[Stored records]
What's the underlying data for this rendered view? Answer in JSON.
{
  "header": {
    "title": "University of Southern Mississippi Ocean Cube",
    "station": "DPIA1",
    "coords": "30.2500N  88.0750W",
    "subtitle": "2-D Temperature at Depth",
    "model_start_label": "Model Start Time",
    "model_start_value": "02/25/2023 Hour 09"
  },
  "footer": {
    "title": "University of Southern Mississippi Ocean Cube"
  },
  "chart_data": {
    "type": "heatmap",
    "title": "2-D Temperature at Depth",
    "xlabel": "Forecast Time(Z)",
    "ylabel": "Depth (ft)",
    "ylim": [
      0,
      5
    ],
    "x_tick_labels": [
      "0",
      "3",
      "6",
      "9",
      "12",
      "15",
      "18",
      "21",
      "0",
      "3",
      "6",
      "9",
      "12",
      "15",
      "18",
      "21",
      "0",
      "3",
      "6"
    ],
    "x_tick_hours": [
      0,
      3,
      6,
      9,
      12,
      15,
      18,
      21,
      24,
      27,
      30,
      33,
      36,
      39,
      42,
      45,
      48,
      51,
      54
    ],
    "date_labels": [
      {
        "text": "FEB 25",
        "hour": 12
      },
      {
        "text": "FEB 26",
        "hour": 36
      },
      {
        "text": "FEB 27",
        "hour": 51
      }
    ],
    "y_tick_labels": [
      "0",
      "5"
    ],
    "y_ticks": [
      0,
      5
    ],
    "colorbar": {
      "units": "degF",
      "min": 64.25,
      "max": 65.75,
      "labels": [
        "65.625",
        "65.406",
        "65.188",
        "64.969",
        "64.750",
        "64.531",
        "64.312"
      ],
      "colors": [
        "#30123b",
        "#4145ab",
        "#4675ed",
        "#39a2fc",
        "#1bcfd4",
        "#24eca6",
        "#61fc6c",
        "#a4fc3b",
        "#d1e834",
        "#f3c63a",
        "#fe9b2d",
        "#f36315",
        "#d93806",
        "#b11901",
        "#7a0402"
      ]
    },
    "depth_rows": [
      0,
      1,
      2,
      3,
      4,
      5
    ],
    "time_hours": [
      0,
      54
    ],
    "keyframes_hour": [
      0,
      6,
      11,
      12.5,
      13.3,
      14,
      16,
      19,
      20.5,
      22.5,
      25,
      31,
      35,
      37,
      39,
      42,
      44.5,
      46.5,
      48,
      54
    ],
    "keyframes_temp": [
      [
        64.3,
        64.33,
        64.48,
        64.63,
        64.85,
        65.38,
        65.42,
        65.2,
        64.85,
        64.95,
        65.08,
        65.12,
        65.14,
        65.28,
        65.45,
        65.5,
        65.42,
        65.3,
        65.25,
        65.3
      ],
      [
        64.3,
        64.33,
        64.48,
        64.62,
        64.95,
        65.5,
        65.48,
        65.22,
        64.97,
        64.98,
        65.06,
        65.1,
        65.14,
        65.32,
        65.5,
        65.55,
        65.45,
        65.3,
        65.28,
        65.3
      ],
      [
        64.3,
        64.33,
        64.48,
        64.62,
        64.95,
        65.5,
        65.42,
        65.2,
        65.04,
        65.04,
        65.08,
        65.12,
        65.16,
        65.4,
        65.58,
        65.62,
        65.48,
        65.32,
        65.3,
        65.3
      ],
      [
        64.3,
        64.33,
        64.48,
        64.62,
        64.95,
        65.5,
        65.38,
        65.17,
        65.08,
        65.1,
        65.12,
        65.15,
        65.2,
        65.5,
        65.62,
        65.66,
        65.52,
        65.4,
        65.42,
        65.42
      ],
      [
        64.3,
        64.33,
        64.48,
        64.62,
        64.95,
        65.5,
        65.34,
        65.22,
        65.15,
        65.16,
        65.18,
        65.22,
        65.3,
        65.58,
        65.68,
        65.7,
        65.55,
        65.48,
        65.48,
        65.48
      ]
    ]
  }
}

PROBLEM DETAILS
Which lines contain the word "Temperature"? Return each of them.

EXERCISE RESULT
    "subtitle": "2-D Temperature at Depth",
    "title": "2-D Temperature at Depth",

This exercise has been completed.